**Material for this task**
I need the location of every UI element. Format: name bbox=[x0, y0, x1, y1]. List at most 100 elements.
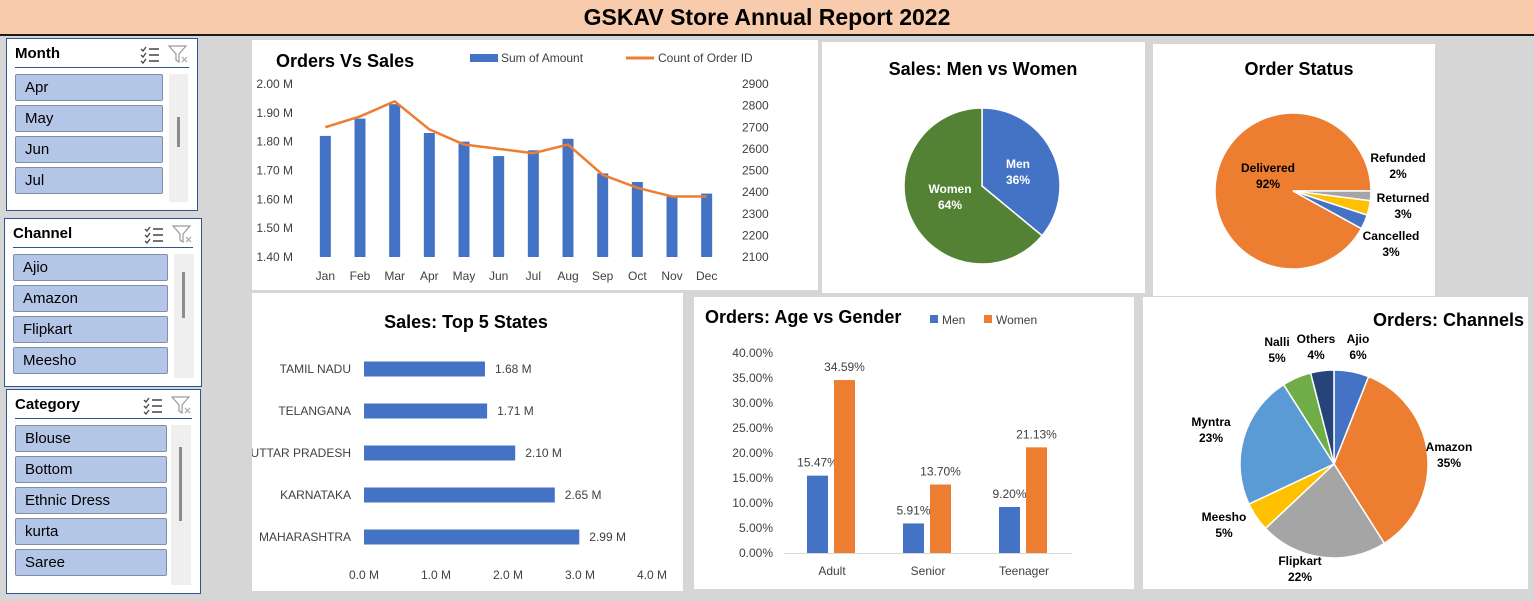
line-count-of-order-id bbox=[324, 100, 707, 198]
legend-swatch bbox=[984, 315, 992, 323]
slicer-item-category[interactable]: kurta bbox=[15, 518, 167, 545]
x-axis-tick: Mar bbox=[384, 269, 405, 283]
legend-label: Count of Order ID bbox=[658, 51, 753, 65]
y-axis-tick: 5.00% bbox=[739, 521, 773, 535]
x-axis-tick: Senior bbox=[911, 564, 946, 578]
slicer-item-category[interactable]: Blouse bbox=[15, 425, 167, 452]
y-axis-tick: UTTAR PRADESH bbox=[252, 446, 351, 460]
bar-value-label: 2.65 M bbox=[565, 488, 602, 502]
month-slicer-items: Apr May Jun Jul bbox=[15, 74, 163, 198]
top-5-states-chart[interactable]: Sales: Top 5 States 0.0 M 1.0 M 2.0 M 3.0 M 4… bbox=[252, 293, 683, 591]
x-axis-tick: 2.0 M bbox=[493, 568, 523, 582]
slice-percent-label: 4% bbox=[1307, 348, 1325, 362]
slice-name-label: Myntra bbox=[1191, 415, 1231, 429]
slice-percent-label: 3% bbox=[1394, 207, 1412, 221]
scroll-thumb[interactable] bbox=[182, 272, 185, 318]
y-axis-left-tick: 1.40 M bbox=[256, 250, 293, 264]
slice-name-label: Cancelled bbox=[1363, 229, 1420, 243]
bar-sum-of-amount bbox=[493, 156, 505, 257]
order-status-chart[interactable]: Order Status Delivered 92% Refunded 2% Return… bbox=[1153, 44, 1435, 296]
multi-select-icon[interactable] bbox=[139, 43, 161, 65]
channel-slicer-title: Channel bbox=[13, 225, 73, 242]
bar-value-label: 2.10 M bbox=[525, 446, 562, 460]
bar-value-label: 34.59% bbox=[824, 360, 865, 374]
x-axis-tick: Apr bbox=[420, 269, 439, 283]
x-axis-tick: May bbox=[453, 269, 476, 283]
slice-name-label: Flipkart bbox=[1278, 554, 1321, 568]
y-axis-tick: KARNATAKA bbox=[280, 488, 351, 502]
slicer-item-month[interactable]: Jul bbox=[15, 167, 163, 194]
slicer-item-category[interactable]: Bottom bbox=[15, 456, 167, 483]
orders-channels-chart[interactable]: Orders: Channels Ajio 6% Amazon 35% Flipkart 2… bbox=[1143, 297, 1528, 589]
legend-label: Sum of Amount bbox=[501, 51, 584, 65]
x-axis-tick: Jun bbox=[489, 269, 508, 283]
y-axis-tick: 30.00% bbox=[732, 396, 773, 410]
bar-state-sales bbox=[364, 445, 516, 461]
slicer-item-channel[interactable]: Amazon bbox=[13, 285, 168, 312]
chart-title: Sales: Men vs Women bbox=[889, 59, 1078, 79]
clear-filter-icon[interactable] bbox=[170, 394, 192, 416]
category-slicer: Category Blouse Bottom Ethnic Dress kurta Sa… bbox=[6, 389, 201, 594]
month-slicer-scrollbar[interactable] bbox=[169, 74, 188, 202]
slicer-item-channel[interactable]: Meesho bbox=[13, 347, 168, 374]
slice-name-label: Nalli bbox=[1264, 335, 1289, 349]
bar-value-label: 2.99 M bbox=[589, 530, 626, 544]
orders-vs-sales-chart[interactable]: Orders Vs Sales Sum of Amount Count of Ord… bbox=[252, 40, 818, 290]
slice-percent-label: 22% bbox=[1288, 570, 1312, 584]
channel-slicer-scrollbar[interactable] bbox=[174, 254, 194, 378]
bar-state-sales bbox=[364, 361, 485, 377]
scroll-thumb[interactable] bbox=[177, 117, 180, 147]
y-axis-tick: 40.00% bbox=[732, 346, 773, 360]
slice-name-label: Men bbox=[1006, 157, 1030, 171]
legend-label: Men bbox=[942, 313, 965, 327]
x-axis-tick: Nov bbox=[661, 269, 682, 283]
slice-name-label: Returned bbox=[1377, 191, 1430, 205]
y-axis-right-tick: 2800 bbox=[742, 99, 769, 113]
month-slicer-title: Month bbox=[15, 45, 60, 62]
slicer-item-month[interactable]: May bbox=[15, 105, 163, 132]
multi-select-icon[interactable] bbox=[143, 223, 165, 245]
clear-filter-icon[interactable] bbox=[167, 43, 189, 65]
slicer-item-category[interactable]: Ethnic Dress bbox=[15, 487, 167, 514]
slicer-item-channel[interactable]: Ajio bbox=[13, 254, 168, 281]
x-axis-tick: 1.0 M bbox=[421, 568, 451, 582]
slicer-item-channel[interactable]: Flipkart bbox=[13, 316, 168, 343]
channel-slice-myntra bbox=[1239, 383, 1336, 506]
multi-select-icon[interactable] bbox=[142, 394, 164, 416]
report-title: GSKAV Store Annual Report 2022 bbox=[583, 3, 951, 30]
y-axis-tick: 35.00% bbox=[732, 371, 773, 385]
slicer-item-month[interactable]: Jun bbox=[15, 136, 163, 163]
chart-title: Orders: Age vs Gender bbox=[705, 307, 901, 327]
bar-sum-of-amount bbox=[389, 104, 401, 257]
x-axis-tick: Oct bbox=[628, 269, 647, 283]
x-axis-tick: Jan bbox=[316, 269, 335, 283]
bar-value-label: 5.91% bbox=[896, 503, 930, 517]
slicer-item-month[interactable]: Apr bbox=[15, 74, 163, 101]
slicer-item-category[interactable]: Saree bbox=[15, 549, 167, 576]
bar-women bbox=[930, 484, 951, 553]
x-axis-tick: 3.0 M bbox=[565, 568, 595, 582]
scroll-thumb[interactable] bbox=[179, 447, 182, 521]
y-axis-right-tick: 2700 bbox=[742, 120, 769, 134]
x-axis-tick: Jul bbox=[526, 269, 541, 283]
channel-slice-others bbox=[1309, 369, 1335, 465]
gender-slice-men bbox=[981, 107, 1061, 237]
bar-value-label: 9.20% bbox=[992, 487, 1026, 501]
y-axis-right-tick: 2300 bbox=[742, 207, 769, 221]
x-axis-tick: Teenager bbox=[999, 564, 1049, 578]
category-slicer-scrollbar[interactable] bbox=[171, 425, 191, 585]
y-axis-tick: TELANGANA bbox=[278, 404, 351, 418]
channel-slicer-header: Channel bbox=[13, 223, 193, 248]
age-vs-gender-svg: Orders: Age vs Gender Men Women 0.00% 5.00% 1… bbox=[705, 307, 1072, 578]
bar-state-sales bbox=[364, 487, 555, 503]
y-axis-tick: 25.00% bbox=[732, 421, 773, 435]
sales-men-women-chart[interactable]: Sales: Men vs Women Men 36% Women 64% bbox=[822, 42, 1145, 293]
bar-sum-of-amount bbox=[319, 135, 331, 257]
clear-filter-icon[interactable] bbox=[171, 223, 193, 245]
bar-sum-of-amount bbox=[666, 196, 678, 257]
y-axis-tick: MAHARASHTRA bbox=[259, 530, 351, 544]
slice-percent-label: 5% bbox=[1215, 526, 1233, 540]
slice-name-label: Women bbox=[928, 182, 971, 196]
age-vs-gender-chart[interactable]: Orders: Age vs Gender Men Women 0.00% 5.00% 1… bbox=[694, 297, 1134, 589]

...

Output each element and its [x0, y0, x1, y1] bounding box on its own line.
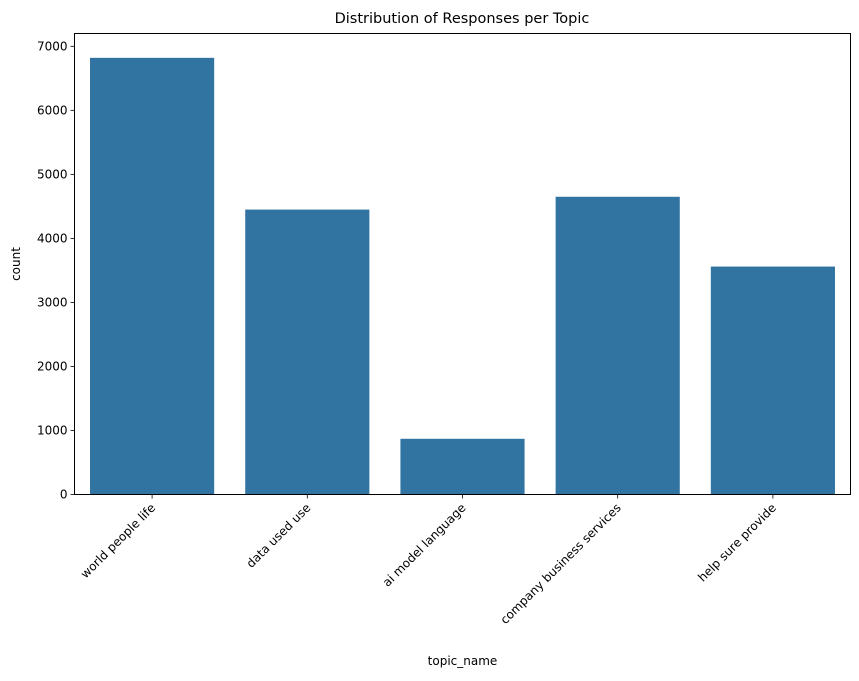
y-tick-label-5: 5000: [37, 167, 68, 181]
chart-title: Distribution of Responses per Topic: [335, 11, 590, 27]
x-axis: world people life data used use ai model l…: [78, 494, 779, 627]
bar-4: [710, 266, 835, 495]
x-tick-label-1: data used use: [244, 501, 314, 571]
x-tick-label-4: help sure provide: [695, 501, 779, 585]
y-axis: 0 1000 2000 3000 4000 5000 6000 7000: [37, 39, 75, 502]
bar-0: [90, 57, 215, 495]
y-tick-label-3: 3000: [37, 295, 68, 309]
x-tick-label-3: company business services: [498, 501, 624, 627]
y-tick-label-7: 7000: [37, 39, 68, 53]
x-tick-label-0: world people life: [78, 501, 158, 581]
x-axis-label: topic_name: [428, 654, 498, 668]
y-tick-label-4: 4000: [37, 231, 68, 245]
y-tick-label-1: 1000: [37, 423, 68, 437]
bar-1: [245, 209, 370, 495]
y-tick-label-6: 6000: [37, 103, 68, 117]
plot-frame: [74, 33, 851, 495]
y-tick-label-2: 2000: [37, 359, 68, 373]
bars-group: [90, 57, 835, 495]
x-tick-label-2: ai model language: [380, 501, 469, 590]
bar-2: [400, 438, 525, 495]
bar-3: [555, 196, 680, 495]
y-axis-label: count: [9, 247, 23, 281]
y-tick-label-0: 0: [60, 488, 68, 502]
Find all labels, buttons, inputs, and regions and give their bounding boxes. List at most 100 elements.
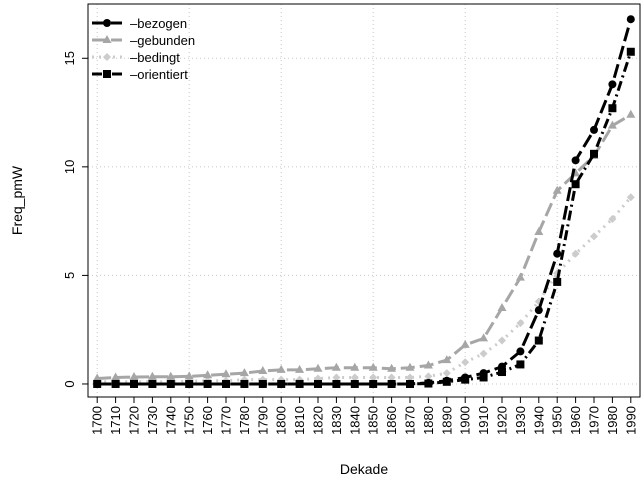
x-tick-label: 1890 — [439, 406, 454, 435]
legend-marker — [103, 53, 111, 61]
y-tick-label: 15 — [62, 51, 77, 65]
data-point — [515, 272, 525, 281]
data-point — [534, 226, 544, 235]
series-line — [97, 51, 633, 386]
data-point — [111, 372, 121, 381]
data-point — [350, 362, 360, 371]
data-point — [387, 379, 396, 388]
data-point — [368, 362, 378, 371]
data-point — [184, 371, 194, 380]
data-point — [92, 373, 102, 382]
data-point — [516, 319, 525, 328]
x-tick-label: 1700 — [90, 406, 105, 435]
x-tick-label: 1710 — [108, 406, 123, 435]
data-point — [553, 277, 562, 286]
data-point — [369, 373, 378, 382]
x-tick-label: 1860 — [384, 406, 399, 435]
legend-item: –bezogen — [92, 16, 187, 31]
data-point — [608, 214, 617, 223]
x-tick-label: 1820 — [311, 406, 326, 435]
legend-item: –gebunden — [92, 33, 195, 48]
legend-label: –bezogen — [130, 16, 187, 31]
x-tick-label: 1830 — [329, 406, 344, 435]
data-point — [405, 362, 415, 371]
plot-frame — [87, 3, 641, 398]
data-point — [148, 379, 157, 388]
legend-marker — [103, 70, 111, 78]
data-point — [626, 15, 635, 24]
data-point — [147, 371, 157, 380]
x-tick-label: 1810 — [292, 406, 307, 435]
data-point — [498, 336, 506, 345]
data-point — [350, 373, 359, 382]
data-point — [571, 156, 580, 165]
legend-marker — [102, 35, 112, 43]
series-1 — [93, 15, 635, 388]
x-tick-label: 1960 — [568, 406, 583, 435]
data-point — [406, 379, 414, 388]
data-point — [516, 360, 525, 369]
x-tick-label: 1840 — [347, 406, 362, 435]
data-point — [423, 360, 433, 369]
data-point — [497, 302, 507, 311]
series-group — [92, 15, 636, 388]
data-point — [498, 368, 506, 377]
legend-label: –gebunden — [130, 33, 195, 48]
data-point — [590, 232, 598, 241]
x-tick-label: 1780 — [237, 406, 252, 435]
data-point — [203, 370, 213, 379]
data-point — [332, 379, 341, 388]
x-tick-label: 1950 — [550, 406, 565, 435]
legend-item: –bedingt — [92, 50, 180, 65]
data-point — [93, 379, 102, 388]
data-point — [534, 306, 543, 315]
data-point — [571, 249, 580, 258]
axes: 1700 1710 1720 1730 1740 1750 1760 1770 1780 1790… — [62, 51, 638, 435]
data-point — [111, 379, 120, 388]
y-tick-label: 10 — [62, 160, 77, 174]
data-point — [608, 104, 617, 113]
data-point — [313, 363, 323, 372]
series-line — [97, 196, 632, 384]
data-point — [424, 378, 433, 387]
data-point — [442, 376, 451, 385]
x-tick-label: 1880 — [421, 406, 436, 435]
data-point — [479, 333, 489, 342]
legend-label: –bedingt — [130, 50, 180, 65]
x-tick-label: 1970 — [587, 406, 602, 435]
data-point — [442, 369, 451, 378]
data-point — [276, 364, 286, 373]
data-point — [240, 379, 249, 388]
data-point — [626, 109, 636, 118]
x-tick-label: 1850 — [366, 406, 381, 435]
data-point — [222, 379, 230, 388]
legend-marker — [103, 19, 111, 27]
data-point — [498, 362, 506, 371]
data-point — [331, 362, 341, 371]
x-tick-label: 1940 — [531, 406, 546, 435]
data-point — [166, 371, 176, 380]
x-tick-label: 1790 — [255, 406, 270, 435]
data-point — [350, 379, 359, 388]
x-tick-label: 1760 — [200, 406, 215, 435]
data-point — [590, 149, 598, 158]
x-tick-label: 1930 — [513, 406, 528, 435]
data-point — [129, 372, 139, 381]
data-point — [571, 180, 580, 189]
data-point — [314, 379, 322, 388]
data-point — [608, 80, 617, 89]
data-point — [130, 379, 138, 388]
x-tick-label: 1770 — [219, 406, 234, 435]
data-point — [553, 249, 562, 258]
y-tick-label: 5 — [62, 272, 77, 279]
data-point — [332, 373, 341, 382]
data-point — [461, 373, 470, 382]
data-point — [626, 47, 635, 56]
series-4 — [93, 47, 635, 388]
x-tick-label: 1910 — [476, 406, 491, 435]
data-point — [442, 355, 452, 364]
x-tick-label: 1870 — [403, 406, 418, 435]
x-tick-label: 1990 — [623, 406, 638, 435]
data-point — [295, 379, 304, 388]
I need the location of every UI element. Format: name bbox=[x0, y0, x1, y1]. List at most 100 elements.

**Written instruction**
Rewrite the rows from the line with "x-tick-label: 1890 — [439, 406, 454, 435]" to the line with "data-point — [626, 15, 635, 24]", replacing "legend-marker" with "legend-swatch" and leaving everything else unchanged.

**Correct response**
x-tick-label: 1890 — [439, 406, 454, 435]
legend-swatch — [103, 53, 111, 61]
y-tick-label: 15 — [62, 51, 77, 65]
data-point — [515, 272, 525, 281]
data-point — [534, 226, 544, 235]
series-line — [97, 51, 633, 386]
data-point — [111, 372, 121, 381]
data-point — [350, 362, 360, 371]
data-point — [387, 379, 396, 388]
data-point — [368, 362, 378, 371]
data-point — [184, 371, 194, 380]
data-point — [92, 373, 102, 382]
data-point — [516, 319, 525, 328]
x-tick-label: 1700 — [90, 406, 105, 435]
x-tick-label: 1710 — [108, 406, 123, 435]
data-point — [553, 277, 562, 286]
data-point — [369, 373, 378, 382]
x-tick-label: 1860 — [384, 406, 399, 435]
legend-item: –bezogen — [92, 16, 187, 31]
data-point — [608, 214, 617, 223]
x-tick-label: 1820 — [311, 406, 326, 435]
legend-item: –gebunden — [92, 33, 195, 48]
legend-label: –bezogen — [130, 16, 187, 31]
x-tick-label: 1830 — [329, 406, 344, 435]
data-point — [405, 362, 415, 371]
plot-frame — [87, 3, 641, 398]
data-point — [148, 379, 157, 388]
legend-swatch — [103, 70, 111, 78]
data-point — [626, 15, 635, 24]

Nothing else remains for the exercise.